Narrow the data below down to the lines containing "대한민국".

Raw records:
::::

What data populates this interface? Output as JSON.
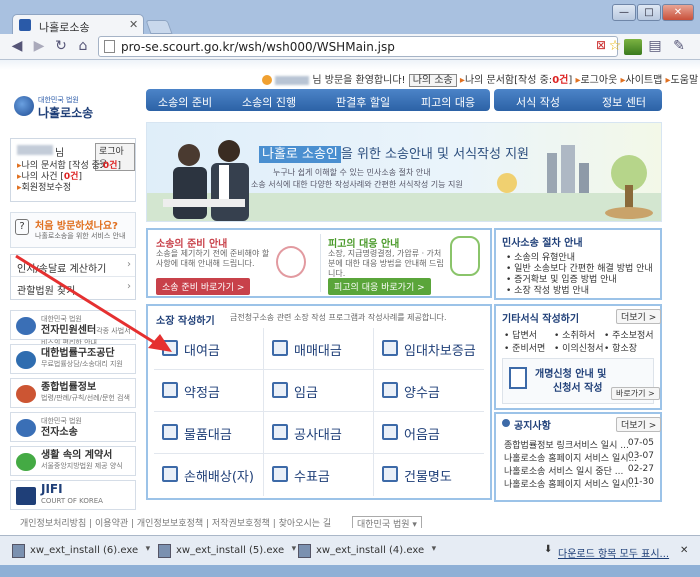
{
  "browser": {
    "tab_title": "나홀로소송",
    "url": "pro-se.scourt.go.kr/wsh/wsh000/WSHMain.jsp",
    "win_min": "—",
    "win_max": "□",
    "win_close": "✕"
  },
  "header": {
    "welcome": "님 방문을 환영합니다!",
    "my_case": "나의 소송",
    "my_docs": "나의 문서함",
    "saved_prefix": "[작성 중:",
    "saved_count": "0건",
    "saved_suffix": "]",
    "logout": "로그아웃",
    "sitemap": "사이트맵",
    "help": "도움말",
    "logo_small": "대한민국 법원",
    "logo_main": "나홀로소송",
    "nav_left": [
      "소송의 준비",
      "소송의 진행",
      "판결후 할일",
      "피고의 대응"
    ],
    "nav_right": [
      "서식 작성",
      "정보 센터"
    ]
  },
  "sidebar": {
    "user_suffix": "님",
    "logout": "로그아웃",
    "docs_label": "나의 문서함 [작성 중:",
    "docs_count": "0건",
    "cases_label": "나의 사건 [",
    "cases_count": "0건",
    "edit_profile": "회원정보수정",
    "first_visit_title": "처음 방문하셨나요?",
    "first_visit_desc": "나홀로소송을 위한 서비스 안내",
    "links": [
      "인지/송달료 계산하기",
      "관할법원 찾기"
    ],
    "banners": [
      {
        "title": "전자민원센터",
        "small": "대한민국 법원",
        "desc": "각종 사법서비스의 편리한 안내"
      },
      {
        "title": "대한법률구조공단",
        "small": "",
        "desc": "무료법률상담/소송대리 지원"
      },
      {
        "title": "종합법률정보",
        "small": "",
        "desc": "법령/판례/규칙/선례/문헌 검색"
      },
      {
        "title": "전자소송",
        "small": "대한민국 법원",
        "desc": ""
      },
      {
        "title": "생활 속의 계약서",
        "small": "",
        "desc": "서울중앙지방법원 제공 양식"
      },
      {
        "title": "JIFI",
        "small": "COURT OF KOREA",
        "desc": ""
      }
    ]
  },
  "hero": {
    "headline_prefix": "나홀로 소송인",
    "headline_suffix": "을 위한 소송안내 및 서식작성 지원",
    "desc1": "누구나 쉽게 이해할 수 있는 민사소송 절차 안내",
    "desc2": "소송 서식에 대한 다양한 작성사례와 간편한 서식작성 기능 지원"
  },
  "cards": {
    "prep_title": "소송의 준비 안내",
    "prep_desc": "소송을 제기하기 전에 준비해야 할 사항에 대해 안내해 드립니다.",
    "prep_btn": "소송 준비 바로가기 >",
    "def_title": "피고의 대응 안내",
    "def_desc": "소장, 지급명령결정, 가압류ㆍ가처분에 대한 대응 방법을 안내해 드립니다.",
    "def_btn": "피고의 대응 바로가기 >",
    "proc_title": "민사소송 절차 안내",
    "proc_items": [
      "소송의 유형안내",
      "일반 소송보다 간편한 해결 방법 안내",
      "증거확보 및 입증 방법 안내",
      "소장 작성 방법 안내"
    ]
  },
  "forms": {
    "title": "소장 작성하기",
    "desc": "금전청구소송 관련 소장 작성 프로그램과 작성사례를 제공합니다.",
    "items": [
      "대여금",
      "매매대금",
      "임대차보증금",
      "약정금",
      "임금",
      "양수금",
      "물품대금",
      "공사대금",
      "어음금",
      "손해배상(자)",
      "수표금",
      "건물명도"
    ]
  },
  "others": {
    "title": "기타서식 작성하기",
    "more": "더보기 >",
    "items": [
      "답변서",
      "소취하서",
      "주소보정서",
      "준비서면",
      "이의신청서",
      "항소장"
    ],
    "guide_line1": "개명신청 안내 및",
    "guide_line2": "신청서 작성",
    "go": "바로가기 >"
  },
  "notice": {
    "title": "공지사항",
    "more": "더보기 >",
    "items": [
      {
        "text": "종합법률정보 링크서비스 일시 ...",
        "date": "07-05"
      },
      {
        "text": "나홀로소송 홈페이지 서비스 일시...",
        "date": "03-07"
      },
      {
        "text": "나홀로소송 서비스 일시 중단 ...",
        "date": "02-27"
      },
      {
        "text": "나홀로소송 홈페이지 서비스 일시...",
        "date": "01-30"
      }
    ]
  },
  "footer": {
    "links": [
      "개인정보처리방침",
      "이용약관",
      "개인정보보호정책",
      "저작권보호정책",
      "찾아오시는 길"
    ],
    "select": "대한민국 법원"
  },
  "downloads": {
    "files": [
      "xw_ext_install (6).exe",
      "xw_ext_install (5).exe",
      "xw_ext_install (4).exe"
    ],
    "show_all": "다운로드 항목 모두 표시..."
  },
  "colors": {
    "accent": "#2c62a6",
    "red": "#c8414a",
    "green": "#5aa53a"
  }
}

::::

_Answer to the exercise_
    "logo_small": "대한민국 법원",
        "small": "대한민국 법원",
        "small": "대한민국 법원",
    "select": "대한민국 법원"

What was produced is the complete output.